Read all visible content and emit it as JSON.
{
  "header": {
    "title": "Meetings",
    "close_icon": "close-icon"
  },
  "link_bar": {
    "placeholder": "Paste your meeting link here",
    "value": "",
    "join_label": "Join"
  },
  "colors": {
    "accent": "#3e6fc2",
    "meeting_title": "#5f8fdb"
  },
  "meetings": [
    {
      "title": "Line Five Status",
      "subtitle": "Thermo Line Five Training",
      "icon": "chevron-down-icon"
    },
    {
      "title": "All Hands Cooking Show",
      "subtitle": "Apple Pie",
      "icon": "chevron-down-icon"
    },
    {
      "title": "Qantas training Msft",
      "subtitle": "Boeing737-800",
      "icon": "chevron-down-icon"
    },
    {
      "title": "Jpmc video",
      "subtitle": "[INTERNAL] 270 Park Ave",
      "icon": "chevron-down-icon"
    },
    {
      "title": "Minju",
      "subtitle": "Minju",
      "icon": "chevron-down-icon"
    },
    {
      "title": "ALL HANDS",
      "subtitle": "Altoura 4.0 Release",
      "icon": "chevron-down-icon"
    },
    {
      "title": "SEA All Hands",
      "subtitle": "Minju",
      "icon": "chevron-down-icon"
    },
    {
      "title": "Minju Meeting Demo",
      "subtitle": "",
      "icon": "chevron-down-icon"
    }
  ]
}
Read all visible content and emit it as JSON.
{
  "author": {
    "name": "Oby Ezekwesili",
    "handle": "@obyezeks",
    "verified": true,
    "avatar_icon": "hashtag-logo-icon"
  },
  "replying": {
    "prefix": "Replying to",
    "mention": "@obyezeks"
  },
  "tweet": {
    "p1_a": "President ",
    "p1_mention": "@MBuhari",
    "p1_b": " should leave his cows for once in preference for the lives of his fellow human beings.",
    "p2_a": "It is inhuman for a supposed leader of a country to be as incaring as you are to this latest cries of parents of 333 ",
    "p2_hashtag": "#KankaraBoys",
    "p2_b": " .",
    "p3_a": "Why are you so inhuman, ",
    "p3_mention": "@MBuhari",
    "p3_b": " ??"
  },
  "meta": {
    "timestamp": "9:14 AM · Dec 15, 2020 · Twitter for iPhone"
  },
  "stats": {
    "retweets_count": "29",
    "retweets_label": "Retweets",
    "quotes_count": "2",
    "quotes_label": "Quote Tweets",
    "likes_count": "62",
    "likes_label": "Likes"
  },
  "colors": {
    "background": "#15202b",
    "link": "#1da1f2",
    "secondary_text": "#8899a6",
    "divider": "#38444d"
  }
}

**Instructions to follow:** Scan the material above. Copy each line that holds the word "Minju".

**Reply:**
      "title": "Minju",
      "subtitle": "Minju",
      "subtitle": "Minju",
      "title": "Minju Meeting Demo",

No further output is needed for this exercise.